Word for word, transcribe the lines from the one containing "What's the underlying" through the end of the entries, both included, and nothing else.

## Raw records
--- Begin ---
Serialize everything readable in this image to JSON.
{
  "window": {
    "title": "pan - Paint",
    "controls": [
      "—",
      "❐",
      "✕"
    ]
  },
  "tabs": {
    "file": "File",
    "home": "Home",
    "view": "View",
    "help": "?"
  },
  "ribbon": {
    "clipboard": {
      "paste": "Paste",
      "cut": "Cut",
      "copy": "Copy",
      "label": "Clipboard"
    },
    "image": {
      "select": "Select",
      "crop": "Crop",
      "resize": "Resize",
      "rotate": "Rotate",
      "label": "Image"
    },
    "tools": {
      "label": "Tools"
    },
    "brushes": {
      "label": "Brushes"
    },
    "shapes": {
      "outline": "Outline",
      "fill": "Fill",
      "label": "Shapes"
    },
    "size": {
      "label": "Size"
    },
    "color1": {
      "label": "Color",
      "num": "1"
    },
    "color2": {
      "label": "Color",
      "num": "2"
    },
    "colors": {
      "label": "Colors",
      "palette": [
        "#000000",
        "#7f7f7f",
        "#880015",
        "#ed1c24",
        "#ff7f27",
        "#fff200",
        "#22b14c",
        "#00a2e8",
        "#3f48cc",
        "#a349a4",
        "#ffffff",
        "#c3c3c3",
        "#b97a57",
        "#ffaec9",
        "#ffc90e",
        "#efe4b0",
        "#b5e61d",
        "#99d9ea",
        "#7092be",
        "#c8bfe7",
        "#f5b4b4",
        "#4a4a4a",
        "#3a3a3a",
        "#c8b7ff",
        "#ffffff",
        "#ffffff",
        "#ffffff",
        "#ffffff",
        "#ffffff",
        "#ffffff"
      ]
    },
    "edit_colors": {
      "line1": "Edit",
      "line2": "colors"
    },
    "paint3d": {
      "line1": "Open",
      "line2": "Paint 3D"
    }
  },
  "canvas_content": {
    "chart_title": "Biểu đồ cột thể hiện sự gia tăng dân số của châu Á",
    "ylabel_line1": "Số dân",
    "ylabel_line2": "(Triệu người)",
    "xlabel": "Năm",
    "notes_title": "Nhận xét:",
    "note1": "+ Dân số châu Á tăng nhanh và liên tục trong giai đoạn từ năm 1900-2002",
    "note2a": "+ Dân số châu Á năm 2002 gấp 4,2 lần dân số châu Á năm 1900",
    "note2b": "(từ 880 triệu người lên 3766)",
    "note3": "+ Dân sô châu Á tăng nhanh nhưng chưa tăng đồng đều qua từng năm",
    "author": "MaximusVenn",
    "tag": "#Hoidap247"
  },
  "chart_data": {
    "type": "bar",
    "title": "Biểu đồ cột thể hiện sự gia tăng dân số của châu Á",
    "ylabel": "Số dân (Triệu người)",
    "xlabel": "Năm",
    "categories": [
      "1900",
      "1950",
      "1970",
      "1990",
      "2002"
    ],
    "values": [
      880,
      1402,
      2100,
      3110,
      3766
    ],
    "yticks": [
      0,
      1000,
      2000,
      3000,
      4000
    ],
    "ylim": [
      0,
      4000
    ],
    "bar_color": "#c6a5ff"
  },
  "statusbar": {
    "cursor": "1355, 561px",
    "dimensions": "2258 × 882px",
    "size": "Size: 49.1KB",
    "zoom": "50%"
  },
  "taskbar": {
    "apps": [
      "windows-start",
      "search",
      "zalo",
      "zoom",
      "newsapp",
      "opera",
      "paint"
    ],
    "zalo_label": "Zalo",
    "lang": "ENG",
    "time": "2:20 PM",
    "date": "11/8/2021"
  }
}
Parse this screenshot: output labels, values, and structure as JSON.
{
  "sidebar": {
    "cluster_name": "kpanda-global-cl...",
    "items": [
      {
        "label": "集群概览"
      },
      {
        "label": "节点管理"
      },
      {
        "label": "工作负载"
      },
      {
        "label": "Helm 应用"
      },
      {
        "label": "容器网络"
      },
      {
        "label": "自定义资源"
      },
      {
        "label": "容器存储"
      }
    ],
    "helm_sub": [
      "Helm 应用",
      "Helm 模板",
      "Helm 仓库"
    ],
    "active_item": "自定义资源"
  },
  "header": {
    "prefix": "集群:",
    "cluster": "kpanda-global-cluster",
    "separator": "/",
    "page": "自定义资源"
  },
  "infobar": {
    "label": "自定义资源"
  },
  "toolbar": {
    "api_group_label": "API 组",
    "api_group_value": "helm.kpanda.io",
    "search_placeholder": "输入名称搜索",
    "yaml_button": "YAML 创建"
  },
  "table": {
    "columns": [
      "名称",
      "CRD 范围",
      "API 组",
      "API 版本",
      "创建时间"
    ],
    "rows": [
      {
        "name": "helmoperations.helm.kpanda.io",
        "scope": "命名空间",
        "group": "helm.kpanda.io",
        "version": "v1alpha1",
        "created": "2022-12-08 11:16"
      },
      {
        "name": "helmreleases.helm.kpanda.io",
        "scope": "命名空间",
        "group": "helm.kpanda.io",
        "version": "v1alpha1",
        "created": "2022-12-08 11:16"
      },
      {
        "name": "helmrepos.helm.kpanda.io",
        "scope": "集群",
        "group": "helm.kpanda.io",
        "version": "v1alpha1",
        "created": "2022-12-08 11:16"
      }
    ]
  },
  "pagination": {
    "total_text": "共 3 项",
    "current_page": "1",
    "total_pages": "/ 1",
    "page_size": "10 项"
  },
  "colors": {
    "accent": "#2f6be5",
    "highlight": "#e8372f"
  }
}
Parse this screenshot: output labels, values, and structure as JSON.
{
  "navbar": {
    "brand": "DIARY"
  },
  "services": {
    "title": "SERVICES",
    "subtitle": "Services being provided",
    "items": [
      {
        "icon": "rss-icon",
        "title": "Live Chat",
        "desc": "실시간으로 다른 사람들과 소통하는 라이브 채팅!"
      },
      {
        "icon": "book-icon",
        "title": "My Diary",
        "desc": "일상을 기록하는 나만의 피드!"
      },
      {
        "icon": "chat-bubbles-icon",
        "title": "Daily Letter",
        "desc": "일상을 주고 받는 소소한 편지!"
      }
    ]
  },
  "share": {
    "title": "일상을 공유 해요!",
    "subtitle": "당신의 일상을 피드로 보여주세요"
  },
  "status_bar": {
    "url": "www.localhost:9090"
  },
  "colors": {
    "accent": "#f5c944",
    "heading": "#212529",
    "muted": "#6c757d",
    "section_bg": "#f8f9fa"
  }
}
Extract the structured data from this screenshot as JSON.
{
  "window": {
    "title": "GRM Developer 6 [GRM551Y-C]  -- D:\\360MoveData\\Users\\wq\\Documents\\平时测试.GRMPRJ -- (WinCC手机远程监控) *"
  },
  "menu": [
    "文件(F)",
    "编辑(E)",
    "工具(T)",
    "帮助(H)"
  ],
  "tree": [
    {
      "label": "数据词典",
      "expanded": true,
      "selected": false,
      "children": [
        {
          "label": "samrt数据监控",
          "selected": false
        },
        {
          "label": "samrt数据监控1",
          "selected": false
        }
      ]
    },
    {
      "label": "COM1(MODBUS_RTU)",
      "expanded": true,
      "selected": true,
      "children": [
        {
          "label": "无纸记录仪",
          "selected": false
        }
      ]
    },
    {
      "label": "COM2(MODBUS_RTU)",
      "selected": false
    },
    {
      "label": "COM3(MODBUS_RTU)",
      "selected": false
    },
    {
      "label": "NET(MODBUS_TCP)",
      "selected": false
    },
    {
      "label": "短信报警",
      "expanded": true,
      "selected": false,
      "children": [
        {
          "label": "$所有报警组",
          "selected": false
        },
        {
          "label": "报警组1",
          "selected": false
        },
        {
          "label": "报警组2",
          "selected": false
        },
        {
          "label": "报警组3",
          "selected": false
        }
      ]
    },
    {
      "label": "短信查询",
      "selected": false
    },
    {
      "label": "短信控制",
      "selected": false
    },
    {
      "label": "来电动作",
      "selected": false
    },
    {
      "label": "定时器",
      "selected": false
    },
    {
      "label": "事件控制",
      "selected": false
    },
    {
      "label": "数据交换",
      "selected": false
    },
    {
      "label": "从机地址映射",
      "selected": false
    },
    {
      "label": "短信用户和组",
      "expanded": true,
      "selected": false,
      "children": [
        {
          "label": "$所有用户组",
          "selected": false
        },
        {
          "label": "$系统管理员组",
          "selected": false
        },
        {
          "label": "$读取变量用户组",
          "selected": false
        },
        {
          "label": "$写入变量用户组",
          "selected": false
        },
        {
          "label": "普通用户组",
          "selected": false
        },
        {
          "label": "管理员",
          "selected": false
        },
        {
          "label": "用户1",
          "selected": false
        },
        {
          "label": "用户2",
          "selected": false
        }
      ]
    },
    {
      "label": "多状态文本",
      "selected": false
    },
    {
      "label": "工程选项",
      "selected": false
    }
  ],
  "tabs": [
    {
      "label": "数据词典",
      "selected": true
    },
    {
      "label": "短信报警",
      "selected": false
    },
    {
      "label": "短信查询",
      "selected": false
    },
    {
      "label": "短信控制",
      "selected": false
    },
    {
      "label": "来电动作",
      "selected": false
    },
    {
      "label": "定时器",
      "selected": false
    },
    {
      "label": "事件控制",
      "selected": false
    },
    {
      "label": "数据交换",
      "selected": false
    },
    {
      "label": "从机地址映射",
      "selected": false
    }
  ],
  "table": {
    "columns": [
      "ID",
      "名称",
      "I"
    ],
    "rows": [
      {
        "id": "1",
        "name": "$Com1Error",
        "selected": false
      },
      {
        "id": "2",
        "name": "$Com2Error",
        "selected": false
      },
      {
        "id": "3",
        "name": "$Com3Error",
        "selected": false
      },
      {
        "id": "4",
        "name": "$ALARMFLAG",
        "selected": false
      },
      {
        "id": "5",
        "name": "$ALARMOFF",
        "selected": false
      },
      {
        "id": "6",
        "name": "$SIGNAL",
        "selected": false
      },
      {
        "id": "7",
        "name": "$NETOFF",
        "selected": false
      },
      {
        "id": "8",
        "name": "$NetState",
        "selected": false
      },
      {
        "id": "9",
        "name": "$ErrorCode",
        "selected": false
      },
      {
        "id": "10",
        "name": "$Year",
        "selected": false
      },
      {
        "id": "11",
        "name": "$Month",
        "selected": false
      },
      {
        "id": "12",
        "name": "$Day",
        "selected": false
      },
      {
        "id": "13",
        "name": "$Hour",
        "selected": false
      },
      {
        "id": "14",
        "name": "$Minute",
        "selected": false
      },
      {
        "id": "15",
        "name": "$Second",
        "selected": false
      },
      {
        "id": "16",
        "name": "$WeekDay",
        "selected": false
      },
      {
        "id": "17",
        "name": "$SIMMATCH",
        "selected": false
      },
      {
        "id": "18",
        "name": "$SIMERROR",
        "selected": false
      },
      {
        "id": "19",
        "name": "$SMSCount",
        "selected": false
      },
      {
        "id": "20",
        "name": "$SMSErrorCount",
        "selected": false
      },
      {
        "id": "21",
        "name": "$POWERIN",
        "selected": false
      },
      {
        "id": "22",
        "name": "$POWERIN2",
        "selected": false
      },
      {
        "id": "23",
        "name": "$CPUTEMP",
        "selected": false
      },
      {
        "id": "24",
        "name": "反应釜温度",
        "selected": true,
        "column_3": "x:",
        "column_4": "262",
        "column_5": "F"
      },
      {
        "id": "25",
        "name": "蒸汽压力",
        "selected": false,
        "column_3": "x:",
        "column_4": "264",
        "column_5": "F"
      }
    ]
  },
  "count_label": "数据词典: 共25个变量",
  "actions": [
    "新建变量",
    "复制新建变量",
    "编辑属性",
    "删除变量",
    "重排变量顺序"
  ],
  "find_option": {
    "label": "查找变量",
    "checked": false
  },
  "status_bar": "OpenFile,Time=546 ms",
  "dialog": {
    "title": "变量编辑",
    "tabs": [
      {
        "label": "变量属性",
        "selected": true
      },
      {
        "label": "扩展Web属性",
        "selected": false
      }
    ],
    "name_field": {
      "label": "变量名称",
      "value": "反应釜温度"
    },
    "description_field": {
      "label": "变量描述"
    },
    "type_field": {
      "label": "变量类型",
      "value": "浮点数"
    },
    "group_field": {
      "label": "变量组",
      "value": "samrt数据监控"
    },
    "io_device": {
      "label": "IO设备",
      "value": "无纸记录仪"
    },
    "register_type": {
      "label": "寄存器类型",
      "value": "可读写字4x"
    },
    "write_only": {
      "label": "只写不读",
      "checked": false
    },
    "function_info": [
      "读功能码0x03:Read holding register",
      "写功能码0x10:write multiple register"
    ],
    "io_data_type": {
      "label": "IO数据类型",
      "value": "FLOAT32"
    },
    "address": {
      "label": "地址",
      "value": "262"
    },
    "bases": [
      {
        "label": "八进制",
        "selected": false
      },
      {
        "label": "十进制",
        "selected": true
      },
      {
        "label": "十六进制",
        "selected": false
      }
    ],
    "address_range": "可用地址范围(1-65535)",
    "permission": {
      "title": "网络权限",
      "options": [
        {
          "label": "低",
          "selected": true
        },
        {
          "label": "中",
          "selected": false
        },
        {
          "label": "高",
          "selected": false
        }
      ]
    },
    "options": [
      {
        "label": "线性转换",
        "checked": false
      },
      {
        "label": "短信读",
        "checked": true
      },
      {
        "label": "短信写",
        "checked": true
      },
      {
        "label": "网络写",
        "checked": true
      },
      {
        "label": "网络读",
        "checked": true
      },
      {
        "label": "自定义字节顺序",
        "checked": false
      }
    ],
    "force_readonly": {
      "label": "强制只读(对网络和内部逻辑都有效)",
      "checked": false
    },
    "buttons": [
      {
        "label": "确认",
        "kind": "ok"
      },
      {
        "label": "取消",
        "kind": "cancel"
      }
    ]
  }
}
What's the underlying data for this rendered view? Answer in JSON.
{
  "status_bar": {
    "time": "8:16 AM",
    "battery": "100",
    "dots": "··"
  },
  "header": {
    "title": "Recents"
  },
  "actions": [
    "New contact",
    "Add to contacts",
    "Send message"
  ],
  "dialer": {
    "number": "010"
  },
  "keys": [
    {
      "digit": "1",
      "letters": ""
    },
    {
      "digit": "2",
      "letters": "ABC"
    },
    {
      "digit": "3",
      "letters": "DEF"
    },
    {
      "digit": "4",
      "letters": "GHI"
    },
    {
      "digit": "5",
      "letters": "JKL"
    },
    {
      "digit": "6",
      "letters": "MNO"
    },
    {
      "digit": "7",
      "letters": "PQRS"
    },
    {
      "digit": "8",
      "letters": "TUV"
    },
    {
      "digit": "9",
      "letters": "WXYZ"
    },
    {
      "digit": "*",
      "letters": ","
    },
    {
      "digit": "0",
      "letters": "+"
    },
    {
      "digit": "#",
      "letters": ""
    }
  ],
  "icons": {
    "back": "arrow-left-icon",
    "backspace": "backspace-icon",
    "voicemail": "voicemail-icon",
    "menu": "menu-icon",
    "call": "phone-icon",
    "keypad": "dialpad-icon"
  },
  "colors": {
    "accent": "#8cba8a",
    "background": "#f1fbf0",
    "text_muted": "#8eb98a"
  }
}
--- End ---
## Reply to the exercise
What's the underlying data for this rendered view? Answer in JSON.
{
  "status_bar": {
    "time": "8:16 AM",
    "battery": "100",
    "dots": "··"
  },
  "header": {
    "title": "Recents"
  },
  "actions": [
    "New contact",
    "Add to contacts",
    "Send message"
  ],
  "dialer": {
    "number": "010"
  },
  "keys": [
    {
      "digit": "1",
      "letters": ""
    },
    {
      "digit": "2",
      "letters": "ABC"
    },
    {
      "digit": "3",
      "letters": "DEF"
    },
    {
      "digit": "4",
      "letters": "GHI"
    },
    {
      "digit": "5",
      "letters": "JKL"
    },
    {
      "digit": "6",
      "letters": "MNO"
    },
    {
      "digit": "7",
      "letters": "PQRS"
    },
    {
      "digit": "8",
      "letters": "TUV"
    },
    {
      "digit": "9",
      "letters": "WXYZ"
    },
    {
      "digit": "*",
      "letters": ","
    },
    {
      "digit": "0",
      "letters": "+"
    },
    {
      "digit": "#",
      "letters": ""
    }
  ],
  "icons": {
    "back": "arrow-left-icon",
    "backspace": "backspace-icon",
    "voicemail": "voicemail-icon",
    "menu": "menu-icon",
    "call": "phone-icon",
    "keypad": "dialpad-icon"
  },
  "colors": {
    "accent": "#8cba8a",
    "background": "#f1fbf0",
    "text_muted": "#8eb98a"
  }
}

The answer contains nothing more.